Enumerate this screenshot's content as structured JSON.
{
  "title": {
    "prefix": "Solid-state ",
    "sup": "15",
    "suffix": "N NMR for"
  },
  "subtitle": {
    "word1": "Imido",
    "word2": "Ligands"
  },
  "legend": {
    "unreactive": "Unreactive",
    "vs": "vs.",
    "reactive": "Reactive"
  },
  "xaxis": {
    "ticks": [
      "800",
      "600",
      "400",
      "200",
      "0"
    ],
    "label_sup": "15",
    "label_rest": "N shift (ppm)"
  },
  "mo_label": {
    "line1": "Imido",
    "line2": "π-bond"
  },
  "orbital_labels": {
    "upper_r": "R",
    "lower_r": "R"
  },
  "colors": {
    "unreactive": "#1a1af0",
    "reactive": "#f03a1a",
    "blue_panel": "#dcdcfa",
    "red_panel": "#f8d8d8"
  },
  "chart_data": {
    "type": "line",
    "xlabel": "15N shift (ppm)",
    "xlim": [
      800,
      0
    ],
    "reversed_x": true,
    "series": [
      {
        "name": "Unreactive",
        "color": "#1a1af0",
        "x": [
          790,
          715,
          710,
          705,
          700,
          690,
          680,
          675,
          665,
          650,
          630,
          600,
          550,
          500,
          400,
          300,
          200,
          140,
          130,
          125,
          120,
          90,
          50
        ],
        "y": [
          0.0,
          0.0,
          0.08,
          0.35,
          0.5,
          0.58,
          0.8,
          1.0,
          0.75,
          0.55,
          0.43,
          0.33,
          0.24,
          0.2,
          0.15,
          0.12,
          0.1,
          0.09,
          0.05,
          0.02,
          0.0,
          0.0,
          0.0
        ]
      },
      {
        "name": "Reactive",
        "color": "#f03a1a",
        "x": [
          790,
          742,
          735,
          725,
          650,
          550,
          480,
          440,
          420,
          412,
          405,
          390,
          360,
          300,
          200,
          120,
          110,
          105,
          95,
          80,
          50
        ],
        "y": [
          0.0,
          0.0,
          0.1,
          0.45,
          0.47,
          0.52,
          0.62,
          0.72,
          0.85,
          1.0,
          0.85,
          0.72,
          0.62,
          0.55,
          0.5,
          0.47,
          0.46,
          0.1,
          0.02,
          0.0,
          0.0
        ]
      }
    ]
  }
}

|---|

:: What the exercise asks ::
Reproduce the data in full, exactly as presented.

:: Problem solution ::
Enumerate this screenshot's content as structured JSON.
{
  "title": {
    "prefix": "Solid-state ",
    "sup": "15",
    "suffix": "N NMR for"
  },
  "subtitle": {
    "word1": "Imido",
    "word2": "Ligands"
  },
  "legend": {
    "unreactive": "Unreactive",
    "vs": "vs.",
    "reactive": "Reactive"
  },
  "xaxis": {
    "ticks": [
      "800",
      "600",
      "400",
      "200",
      "0"
    ],
    "label_sup": "15",
    "label_rest": "N shift (ppm)"
  },
  "mo_label": {
    "line1": "Imido",
    "line2": "π-bond"
  },
  "orbital_labels": {
    "upper_r": "R",
    "lower_r": "R"
  },
  "colors": {
    "unreactive": "#1a1af0",
    "reactive": "#f03a1a",
    "blue_panel": "#dcdcfa",
    "red_panel": "#f8d8d8"
  },
  "chart_data": {
    "type": "line",
    "xlabel": "15N shift (ppm)",
    "xlim": [
      800,
      0
    ],
    "reversed_x": true,
    "series": [
      {
        "name": "Unreactive",
        "color": "#1a1af0",
        "x": [
          790,
          715,
          710,
          705,
          700,
          690,
          680,
          675,
          665,
          650,
          630,
          600,
          550,
          500,
          400,
          300,
          200,
          140,
          130,
          125,
          120,
          90,
          50
        ],
        "y": [
          0.0,
          0.0,
          0.08,
          0.35,
          0.5,
          0.58,
          0.8,
          1.0,
          0.75,
          0.55,
          0.43,
          0.33,
          0.24,
          0.2,
          0.15,
          0.12,
          0.1,
          0.09,
          0.05,
          0.02,
          0.0,
          0.0,
          0.0
        ]
      },
      {
        "name": "Reactive",
        "color": "#f03a1a",
        "x": [
          790,
          742,
          735,
          725,
          650,
          550,
          480,
          440,
          420,
          412,
          405,
          390,
          360,
          300,
          200,
          120,
          110,
          105,
          95,
          80,
          50
        ],
        "y": [
          0.0,
          0.0,
          0.1,
          0.45,
          0.47,
          0.52,
          0.62,
          0.72,
          0.85,
          1.0,
          0.85,
          0.72,
          0.62,
          0.55,
          0.5,
          0.47,
          0.46,
          0.1,
          0.02,
          0.0,
          0.0
        ]
      }
    ]
  }
}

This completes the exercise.